Extracted data ->
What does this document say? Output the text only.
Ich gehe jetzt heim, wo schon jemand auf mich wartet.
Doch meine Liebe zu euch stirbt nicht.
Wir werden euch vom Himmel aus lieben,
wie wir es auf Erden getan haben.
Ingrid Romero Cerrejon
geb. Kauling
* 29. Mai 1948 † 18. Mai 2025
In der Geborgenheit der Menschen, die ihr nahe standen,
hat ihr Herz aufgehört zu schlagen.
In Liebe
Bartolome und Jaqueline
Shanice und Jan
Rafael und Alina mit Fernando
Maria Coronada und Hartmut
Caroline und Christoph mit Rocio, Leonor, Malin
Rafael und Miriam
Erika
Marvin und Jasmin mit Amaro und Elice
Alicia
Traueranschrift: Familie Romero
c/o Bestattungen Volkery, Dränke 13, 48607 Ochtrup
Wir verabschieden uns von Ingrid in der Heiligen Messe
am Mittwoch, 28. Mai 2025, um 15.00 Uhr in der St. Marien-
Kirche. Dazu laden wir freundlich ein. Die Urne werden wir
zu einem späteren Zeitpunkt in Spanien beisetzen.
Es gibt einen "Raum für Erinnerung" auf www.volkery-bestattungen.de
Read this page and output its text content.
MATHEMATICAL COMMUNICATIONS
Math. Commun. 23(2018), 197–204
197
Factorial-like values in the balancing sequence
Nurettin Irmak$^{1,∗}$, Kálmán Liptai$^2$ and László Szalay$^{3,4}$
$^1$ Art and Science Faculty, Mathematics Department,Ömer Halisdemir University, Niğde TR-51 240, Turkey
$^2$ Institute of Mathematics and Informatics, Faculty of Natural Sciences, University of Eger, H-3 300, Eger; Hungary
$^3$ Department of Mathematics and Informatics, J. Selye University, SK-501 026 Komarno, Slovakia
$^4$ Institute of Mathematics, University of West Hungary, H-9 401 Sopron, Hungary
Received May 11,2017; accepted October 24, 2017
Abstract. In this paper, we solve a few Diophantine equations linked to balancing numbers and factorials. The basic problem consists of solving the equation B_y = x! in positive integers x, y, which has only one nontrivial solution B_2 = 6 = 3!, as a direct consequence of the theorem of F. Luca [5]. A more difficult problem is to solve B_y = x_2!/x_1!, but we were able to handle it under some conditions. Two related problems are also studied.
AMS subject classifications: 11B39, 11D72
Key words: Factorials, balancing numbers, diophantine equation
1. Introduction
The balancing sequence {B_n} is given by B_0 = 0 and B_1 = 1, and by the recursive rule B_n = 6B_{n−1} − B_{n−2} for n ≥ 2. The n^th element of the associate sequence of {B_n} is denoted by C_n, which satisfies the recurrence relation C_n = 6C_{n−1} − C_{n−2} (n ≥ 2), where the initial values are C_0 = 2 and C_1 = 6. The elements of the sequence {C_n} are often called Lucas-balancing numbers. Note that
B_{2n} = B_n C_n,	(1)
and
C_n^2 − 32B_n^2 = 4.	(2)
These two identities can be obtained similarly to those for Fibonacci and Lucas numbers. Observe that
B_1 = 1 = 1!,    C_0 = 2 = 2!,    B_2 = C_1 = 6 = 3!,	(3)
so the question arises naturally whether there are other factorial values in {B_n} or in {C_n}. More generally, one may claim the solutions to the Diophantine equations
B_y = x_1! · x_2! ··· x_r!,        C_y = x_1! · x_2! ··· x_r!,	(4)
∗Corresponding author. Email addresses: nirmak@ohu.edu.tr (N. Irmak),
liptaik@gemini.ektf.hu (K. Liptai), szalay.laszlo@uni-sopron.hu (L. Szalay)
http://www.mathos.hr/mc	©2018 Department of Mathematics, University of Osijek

Given task ->
What is needed here is an exact reproduction of all the entries.

Exercise answer ->
What does this document say? Output the text only.
Ich gehe jetzt heim, wo schon jemand auf mich wartet.
Doch meine Liebe zu euch stirbt nicht.
Wir werden euch vom Himmel aus lieben,
wie wir es auf Erden getan haben.
Ingrid Romero Cerrejon
geb. Kauling
* 29. Mai 1948 † 18. Mai 2025
In der Geborgenheit der Menschen, die ihr nahe standen,
hat ihr Herz aufgehört zu schlagen.
In Liebe
Bartolome und Jaqueline
Shanice und Jan
Rafael und Alina mit Fernando
Maria Coronada und Hartmut
Caroline und Christoph mit Rocio, Leonor, Malin
Rafael und Miriam
Erika
Marvin und Jasmin mit Amaro und Elice
Alicia
Traueranschrift: Familie Romero
c/o Bestattungen Volkery, Dränke 13, 48607 Ochtrup
Wir verabschieden uns von Ingrid in der Heiligen Messe
am Mittwoch, 28. Mai 2025, um 15.00 Uhr in der St. Marien-
Kirche. Dazu laden wir freundlich ein. Die Urne werden wir
zu einem späteren Zeitpunkt in Spanien beisetzen.
Es gibt einen "Raum für Erinnerung" auf www.volkery-bestattungen.de
Read this page and output its text content.
MATHEMATICAL COMMUNICATIONS
Math. Commun. 23(2018), 197–204
197
Factorial-like values in the balancing sequence
Nurettin Irmak$^{1,∗}$, Kálmán Liptai$^2$ and László Szalay$^{3,4}$
$^1$ Art and Science Faculty, Mathematics Department,Ömer Halisdemir University, Niğde TR-51 240, Turkey
$^2$ Institute of Mathematics and Informatics, Faculty of Natural Sciences, University of Eger, H-3 300, Eger; Hungary
$^3$ Department of Mathematics and Informatics, J. Selye University, SK-501 026 Komarno, Slovakia
$^4$ Institute of Mathematics, University of West Hungary, H-9 401 Sopron, Hungary
Received May 11,2017; accepted October 24, 2017
Abstract. In this paper, we solve a few Diophantine equations linked to balancing numbers and factorials. The basic problem consists of solving the equation B_y = x! in positive integers x, y, which has only one nontrivial solution B_2 = 6 = 3!, as a direct consequence of the theorem of F. Luca [5]. A more difficult problem is to solve B_y = x_2!/x_1!, but we were able to handle it under some conditions. Two related problems are also studied.
AMS subject classifications: 11B39, 11D72
Key words: Factorials, balancing numbers, diophantine equation
1. Introduction
The balancing sequence {B_n} is given by B_0 = 0 and B_1 = 1, and by the recursive rule B_n = 6B_{n−1} − B_{n−2} for n ≥ 2. The n^th element of the associate sequence of {B_n} is denoted by C_n, which satisfies the recurrence relation C_n = 6C_{n−1} − C_{n−2} (n ≥ 2), where the initial values are C_0 = 2 and C_1 = 6. The elements of the sequence {C_n} are often called Lucas-balancing numbers. Note that
B_{2n} = B_n C_n,	(1)
and
C_n^2 − 32B_n^2 = 4.	(2)
These two identities can be obtained similarly to those for Fibonacci and Lucas numbers. Observe that
B_1 = 1 = 1!,    C_0 = 2 = 2!,    B_2 = C_1 = 6 = 3!,	(3)
so the question arises naturally whether there are other factorial values in {B_n} or in {C_n}. More generally, one may claim the solutions to the Diophantine equations
B_y = x_1! · x_2! ··· x_r!,        C_y = x_1! · x_2! ··· x_r!,	(4)
∗Corresponding author. Email addresses: nirmak@ohu.edu.tr (N. Irmak),
liptaik@gemini.ektf.hu (K. Liptai), szalay.laszlo@uni-sopron.hu (L. Szalay)
http://www.mathos.hr/mc	©2018 Department of Mathematics, University of Osijek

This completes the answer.